▸ **TASK DETAILS**
Retype the lines of the material below word for word, starting at the line that contains "pie-percentage: 6% bbox=[348, 277, 357, 284]" and ending at the line that contains "annotation-box bbox=[343, 274, 362, 285]", with both of those lines included.

▸ **DATA FOR THIS EXERCISE**
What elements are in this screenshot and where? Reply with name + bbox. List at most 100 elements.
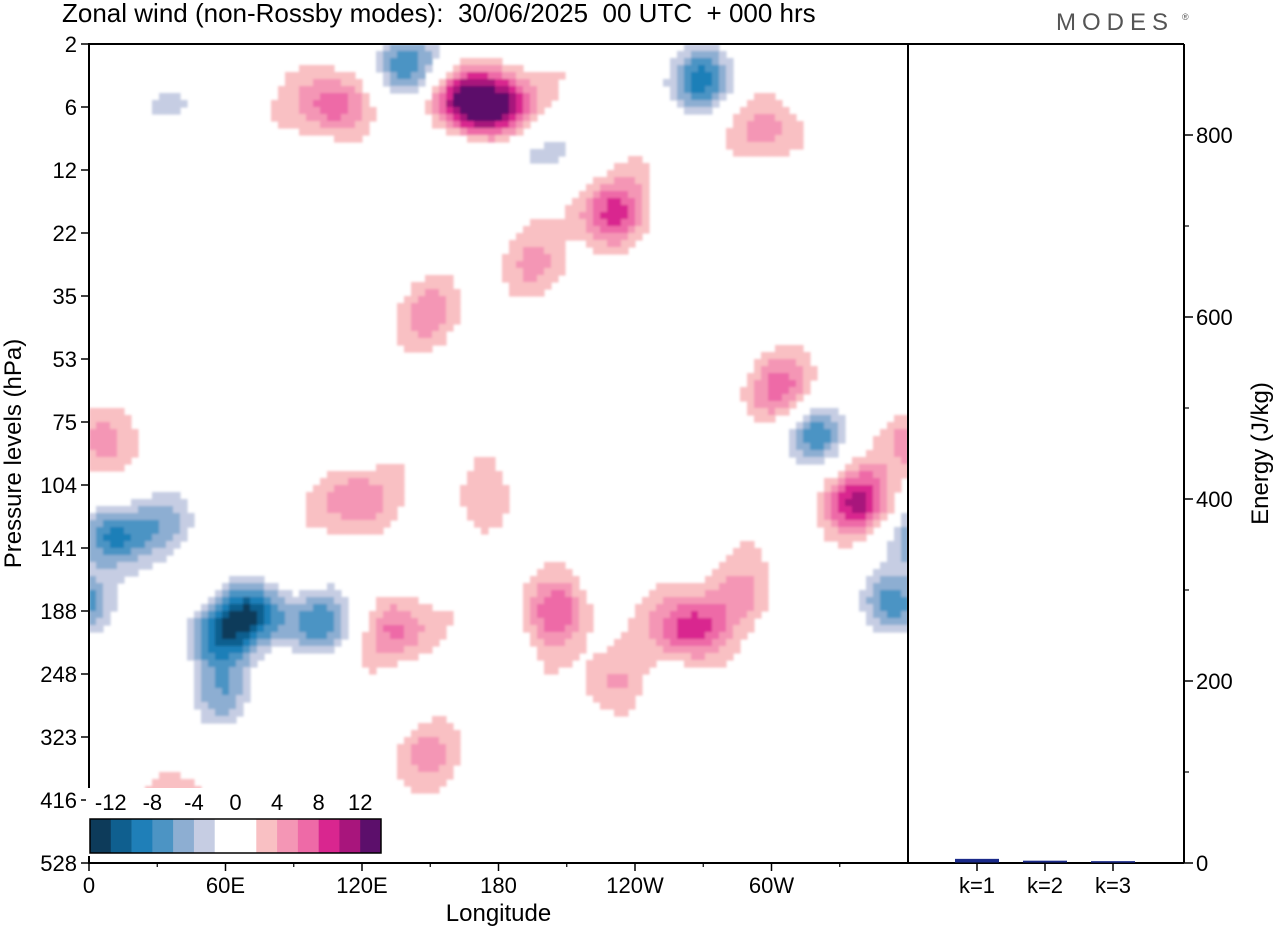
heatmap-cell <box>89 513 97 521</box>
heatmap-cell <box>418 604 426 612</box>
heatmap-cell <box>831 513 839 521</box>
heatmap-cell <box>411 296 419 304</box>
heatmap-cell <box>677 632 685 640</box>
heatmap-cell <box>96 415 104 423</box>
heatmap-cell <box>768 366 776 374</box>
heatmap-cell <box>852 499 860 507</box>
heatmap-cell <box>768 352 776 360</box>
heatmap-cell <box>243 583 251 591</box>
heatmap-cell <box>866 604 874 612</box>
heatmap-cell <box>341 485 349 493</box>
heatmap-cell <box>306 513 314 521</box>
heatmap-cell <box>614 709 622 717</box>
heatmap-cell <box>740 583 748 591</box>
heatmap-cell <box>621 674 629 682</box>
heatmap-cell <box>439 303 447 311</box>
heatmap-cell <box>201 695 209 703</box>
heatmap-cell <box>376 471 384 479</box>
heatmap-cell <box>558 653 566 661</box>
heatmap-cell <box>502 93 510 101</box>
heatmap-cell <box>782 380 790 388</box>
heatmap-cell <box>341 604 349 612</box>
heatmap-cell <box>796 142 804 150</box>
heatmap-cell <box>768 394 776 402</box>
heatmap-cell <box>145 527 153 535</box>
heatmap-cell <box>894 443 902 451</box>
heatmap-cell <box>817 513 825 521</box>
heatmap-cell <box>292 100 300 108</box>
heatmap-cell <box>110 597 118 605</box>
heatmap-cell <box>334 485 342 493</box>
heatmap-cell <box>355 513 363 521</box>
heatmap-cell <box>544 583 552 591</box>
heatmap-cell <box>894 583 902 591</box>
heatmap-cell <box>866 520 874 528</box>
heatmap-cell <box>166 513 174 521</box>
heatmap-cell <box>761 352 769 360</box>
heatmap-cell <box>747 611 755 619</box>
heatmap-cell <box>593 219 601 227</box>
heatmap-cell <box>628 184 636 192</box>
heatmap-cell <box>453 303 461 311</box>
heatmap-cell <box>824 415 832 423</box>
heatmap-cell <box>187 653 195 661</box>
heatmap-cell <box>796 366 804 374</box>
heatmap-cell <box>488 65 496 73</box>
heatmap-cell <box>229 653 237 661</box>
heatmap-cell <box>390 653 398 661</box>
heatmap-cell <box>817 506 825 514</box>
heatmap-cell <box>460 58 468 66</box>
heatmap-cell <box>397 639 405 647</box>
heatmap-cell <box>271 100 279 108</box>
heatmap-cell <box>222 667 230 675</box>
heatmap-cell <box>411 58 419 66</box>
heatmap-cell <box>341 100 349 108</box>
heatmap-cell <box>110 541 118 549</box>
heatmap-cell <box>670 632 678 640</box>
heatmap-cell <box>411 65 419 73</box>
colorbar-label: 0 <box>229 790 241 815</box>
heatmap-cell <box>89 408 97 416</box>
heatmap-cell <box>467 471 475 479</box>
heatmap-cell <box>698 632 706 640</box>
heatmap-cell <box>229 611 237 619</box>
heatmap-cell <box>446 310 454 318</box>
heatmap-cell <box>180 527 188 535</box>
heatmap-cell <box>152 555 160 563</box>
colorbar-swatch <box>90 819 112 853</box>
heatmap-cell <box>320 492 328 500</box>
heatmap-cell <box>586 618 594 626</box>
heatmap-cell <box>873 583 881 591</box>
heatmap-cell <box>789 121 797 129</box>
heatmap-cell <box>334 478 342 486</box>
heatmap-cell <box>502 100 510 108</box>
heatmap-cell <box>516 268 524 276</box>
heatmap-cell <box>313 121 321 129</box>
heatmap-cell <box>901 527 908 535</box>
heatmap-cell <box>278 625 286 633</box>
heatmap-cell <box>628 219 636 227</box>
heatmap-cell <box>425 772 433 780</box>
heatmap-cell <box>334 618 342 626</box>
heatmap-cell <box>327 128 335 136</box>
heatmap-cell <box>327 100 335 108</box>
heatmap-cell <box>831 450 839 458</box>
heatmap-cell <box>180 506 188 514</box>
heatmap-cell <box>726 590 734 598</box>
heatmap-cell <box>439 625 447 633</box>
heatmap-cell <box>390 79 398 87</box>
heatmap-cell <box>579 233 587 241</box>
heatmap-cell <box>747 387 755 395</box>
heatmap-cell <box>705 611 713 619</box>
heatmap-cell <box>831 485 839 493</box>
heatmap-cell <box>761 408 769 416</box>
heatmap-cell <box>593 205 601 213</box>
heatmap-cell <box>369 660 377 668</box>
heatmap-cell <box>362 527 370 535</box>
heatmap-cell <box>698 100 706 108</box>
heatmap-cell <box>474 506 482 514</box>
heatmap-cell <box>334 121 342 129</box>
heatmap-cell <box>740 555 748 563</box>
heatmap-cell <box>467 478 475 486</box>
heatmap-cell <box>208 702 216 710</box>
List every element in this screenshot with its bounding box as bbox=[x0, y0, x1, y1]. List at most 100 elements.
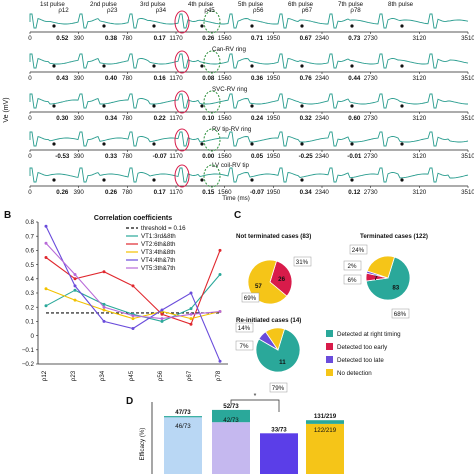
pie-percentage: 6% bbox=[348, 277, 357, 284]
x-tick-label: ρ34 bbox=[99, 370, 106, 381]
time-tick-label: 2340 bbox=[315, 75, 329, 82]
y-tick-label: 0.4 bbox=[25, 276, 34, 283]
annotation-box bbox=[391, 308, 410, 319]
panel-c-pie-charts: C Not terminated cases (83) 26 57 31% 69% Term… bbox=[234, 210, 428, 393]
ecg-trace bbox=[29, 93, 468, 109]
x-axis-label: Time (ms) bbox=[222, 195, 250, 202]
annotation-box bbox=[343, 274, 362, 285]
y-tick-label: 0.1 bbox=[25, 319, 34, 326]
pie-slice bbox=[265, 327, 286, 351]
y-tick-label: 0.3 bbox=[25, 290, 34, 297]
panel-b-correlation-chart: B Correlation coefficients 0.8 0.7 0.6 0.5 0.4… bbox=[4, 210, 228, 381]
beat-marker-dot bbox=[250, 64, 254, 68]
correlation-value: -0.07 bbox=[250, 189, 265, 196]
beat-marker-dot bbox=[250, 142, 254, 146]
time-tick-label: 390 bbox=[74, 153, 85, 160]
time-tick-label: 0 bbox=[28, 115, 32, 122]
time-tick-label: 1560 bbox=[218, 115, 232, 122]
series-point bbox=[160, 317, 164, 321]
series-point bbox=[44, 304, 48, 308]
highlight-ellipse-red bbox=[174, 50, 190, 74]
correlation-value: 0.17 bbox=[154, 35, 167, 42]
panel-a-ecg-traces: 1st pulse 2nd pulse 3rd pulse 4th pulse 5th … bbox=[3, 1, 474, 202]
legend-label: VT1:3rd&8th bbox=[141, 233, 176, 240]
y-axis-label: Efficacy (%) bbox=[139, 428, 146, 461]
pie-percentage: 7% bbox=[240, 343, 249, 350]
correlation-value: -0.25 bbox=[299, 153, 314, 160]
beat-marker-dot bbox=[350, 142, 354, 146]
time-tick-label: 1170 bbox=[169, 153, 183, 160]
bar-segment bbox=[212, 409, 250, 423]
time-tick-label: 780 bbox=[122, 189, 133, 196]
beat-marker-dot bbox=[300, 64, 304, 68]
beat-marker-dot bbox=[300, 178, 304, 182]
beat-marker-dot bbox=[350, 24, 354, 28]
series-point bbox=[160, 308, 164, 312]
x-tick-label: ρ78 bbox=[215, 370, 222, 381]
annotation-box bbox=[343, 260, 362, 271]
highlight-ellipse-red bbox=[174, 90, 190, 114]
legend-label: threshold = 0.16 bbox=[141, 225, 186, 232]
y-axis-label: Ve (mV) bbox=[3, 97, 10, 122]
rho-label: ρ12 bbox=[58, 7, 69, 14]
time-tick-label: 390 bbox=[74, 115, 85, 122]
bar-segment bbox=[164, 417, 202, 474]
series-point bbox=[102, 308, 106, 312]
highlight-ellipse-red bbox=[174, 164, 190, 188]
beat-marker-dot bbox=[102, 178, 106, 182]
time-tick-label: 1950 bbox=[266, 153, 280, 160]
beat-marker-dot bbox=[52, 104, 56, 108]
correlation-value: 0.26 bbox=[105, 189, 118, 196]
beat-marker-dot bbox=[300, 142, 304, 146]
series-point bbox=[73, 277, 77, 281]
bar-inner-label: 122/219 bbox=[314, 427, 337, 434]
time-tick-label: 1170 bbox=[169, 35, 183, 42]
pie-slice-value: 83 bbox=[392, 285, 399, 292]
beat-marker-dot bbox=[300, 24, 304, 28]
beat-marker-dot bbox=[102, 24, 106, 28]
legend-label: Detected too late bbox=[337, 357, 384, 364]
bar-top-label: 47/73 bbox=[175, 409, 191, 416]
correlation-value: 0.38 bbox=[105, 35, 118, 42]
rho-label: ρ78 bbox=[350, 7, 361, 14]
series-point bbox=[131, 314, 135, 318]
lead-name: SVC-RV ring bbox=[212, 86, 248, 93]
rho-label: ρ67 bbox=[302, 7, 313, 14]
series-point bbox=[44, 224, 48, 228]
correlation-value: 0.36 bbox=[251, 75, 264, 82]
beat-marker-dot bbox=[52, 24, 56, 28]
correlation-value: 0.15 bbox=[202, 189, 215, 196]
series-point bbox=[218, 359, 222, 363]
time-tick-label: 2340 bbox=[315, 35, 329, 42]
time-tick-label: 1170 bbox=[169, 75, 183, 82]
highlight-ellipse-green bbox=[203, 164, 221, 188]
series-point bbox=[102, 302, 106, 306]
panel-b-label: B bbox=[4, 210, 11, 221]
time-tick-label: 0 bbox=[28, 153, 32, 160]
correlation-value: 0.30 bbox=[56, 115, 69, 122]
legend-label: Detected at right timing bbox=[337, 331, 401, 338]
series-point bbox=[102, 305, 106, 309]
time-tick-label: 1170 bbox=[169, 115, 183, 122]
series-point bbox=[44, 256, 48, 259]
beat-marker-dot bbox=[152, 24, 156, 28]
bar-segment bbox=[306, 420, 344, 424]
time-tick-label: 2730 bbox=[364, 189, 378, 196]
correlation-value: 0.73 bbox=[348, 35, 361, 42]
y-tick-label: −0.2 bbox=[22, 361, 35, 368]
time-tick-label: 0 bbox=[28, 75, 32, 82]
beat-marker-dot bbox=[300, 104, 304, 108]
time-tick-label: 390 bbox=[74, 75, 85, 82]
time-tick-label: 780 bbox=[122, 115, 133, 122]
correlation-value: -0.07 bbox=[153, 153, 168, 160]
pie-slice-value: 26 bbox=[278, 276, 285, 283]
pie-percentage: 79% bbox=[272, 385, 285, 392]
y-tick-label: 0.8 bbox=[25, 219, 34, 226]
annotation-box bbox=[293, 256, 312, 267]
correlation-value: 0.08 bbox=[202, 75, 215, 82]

▸ **ANSWER TO THE EXERCISE**
pie-percentage: 6% bbox=[348, 277, 357, 284]
x-tick-label: ρ34 bbox=[99, 370, 106, 381]
time-tick-label: 2340 bbox=[315, 75, 329, 82]
y-tick-label: 0.4 bbox=[25, 276, 34, 283]
annotation-box bbox=[391, 308, 410, 319]
panel-c-pie-charts: C Not terminated cases (83) 26 57 31% 69% Term… bbox=[234, 210, 428, 393]
ecg-trace bbox=[29, 93, 468, 109]
x-axis-label: Time (ms) bbox=[222, 195, 250, 202]
annotation-box bbox=[343, 274, 362, 285]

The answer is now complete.